Collected data records:

━━━━━━━━━━

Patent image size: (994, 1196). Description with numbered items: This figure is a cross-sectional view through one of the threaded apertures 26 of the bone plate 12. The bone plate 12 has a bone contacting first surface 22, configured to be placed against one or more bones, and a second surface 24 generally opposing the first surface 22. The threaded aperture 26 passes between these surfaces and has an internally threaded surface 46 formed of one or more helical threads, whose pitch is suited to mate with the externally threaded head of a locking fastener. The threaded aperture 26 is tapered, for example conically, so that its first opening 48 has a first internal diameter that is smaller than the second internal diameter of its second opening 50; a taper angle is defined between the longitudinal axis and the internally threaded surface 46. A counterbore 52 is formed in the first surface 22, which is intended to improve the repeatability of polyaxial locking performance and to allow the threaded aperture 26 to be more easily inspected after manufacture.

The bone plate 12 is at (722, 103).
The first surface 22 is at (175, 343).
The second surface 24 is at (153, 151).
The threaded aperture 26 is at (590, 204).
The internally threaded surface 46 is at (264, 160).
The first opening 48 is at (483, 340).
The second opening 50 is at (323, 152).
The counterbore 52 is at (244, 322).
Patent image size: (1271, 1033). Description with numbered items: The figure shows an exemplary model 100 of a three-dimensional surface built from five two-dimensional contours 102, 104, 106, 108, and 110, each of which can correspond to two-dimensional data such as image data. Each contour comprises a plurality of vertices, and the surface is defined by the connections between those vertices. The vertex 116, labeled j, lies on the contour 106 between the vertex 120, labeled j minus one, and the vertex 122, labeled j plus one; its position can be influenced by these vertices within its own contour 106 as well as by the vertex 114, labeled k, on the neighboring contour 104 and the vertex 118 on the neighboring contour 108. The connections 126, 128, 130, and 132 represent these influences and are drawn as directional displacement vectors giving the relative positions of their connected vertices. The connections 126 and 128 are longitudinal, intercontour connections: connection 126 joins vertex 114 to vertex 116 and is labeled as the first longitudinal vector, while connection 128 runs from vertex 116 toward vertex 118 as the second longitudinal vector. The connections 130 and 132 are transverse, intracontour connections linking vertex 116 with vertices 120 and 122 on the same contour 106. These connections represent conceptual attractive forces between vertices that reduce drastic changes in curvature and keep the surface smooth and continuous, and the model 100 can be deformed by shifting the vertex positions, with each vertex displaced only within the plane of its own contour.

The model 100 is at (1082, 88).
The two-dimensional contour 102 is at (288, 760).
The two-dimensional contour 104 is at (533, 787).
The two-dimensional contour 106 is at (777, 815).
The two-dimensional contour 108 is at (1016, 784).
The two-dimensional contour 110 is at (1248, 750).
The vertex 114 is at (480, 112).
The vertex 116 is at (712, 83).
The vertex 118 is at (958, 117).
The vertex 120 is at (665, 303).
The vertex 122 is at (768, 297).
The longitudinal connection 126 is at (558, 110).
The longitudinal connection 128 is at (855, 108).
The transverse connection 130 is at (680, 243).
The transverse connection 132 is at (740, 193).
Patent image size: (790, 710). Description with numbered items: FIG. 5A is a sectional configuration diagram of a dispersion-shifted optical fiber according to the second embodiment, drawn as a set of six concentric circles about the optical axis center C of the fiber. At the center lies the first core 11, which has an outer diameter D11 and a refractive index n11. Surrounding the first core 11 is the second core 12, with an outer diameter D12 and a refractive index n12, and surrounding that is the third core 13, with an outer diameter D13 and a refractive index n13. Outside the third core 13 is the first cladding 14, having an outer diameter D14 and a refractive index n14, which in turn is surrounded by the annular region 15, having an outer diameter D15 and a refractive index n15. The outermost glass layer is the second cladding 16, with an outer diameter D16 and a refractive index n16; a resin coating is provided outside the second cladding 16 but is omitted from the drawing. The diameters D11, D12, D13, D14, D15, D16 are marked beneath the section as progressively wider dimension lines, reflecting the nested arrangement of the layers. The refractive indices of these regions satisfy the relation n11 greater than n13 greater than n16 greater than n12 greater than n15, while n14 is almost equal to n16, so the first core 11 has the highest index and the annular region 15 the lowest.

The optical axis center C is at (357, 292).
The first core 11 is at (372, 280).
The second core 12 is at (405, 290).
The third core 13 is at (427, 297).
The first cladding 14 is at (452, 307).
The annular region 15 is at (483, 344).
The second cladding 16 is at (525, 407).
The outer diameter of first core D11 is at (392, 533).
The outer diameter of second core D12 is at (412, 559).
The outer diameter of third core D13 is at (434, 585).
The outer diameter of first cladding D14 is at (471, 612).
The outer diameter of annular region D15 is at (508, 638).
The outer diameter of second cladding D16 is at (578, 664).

━━━━━━━━━━

→ TASK DESCRIPTION
Copy every line of the records above without changing a single character.

→ THE OUTPUT
Patent image size: (994, 1196). Description with numbered items: This figure is a cross-sectional view through one of the threaded apertures 26 of the bone plate 12. The bone plate 12 has a bone contacting first surface 22, configured to be placed against one or more bones, and a second surface 24 generally opposing the first surface 22. The threaded aperture 26 passes between these surfaces and has an internally threaded surface 46 formed of one or more helical threads, whose pitch is suited to mate with the externally threaded head of a locking fastener. The threaded aperture 26 is tapered, for example conically, so that its first opening 48 has a first internal diameter that is smaller than the second internal diameter of its second opening 50; a taper angle is defined between the longitudinal axis and the internally threaded surface 46. A counterbore 52 is formed in the first surface 22, which is intended to improve the repeatability of polyaxial locking performance and to allow the threaded aperture 26 to be more easily inspected after manufacture.

The bone plate 12 is at (722, 103).
The first surface 22 is at (175, 343).
The second surface 24 is at (153, 151).
The threaded aperture 26 is at (590, 204).
The internally threaded surface 46 is at (264, 160).
The first opening 48 is at (483, 340).
The second opening 50 is at (323, 152).
The counterbore 52 is at (244, 322).
Patent image size: (1271, 1033). Description with numbered items: The figure shows an exemplary model 100 of a three-dimensional surface built from five two-dimensional contours 102, 104, 106, 108, and 110, each of which can correspond to two-dimensional data such as image data. Each contour comprises a plurality of vertices, and the surface is defined by the connections between those vertices. The vertex 116, labeled j, lies on the contour 106 between the vertex 120, labeled j minus one, and the vertex 122, labeled j plus one; its position can be influenced by these vertices within its own contour 106 as well as by the vertex 114, labeled k, on the neighboring contour 104 and the vertex 118 on the neighboring contour 108. The connections 126, 128, 130, and 132 represent these influences and are drawn as directional displacement vectors giving the relative positions of their connected vertices. The connections 126 and 128 are longitudinal, intercontour connections: connection 126 joins vertex 114 to vertex 116 and is labeled as the first longitudinal vector, while connection 128 runs from vertex 116 toward vertex 118 as the second longitudinal vector. The connections 130 and 132 are transverse, intracontour connections linking vertex 116 with vertices 120 and 122 on the same contour 106. These connections represent conceptual attractive forces between vertices that reduce drastic changes in curvature and keep the surface smooth and continuous, and the model 100 can be deformed by shifting the vertex positions, with each vertex displaced only within the plane of its own contour.

The model 100 is at (1082, 88).
The two-dimensional contour 102 is at (288, 760).
The two-dimensional contour 104 is at (533, 787).
The two-dimensional contour 106 is at (777, 815).
The two-dimensional contour 108 is at (1016, 784).
The two-dimensional contour 110 is at (1248, 750).
The vertex 114 is at (480, 112).
The vertex 116 is at (712, 83).
The vertex 118 is at (958, 117).
The vertex 120 is at (665, 303).
The vertex 122 is at (768, 297).
The longitudinal connection 126 is at (558, 110).
The longitudinal connection 128 is at (855, 108).
The transverse connection 130 is at (680, 243).
The transverse connection 132 is at (740, 193).
Patent image size: (790, 710). Description with numbered items: FIG. 5A is a sectional configuration diagram of a dispersion-shifted optical fiber according to the second embodiment, drawn as a set of six concentric circles about the optical axis center C of the fiber. At the center lies the first core 11, which has an outer diameter D11 and a refractive index n11. Surrounding the first core 11 is the second core 12, with an outer diameter D12 and a refractive index n12, and surrounding that is the third core 13, with an outer diameter D13 and a refractive index n13. Outside the third core 13 is the first cladding 14, having an outer diameter D14 and a refractive index n14, which in turn is surrounded by the annular region 15, having an outer diameter D15 and a refractive index n15. The outermost glass layer is the second cladding 16, with an outer diameter D16 and a refractive index n16; a resin coating is provided outside the second cladding 16 but is omitted from the drawing. The diameters D11, D12, D13, D14, D15, D16 are marked beneath the section as progressively wider dimension lines, reflecting the nested arrangement of the layers. The refractive indices of these regions satisfy the relation n11 greater than n13 greater than n16 greater than n12 greater than n15, while n14 is almost equal to n16, so the first core 11 has the highest index and the annular region 15 the lowest.

The optical axis center C is at (357, 292).
The first core 11 is at (372, 280).
The second core 12 is at (405, 290).
The third core 13 is at (427, 297).
The first cladding 14 is at (452, 307).
The annular region 15 is at (483, 344).
The second cladding 16 is at (525, 407).
The outer diameter of first core D11 is at (392, 533).
The outer diameter of second core D12 is at (412, 559).
The outer diameter of third core D13 is at (434, 585).
The outer diameter of first cladding D14 is at (471, 612).
The outer diameter of annular region D15 is at (508, 638).
The outer diameter of second cladding D16 is at (578, 664).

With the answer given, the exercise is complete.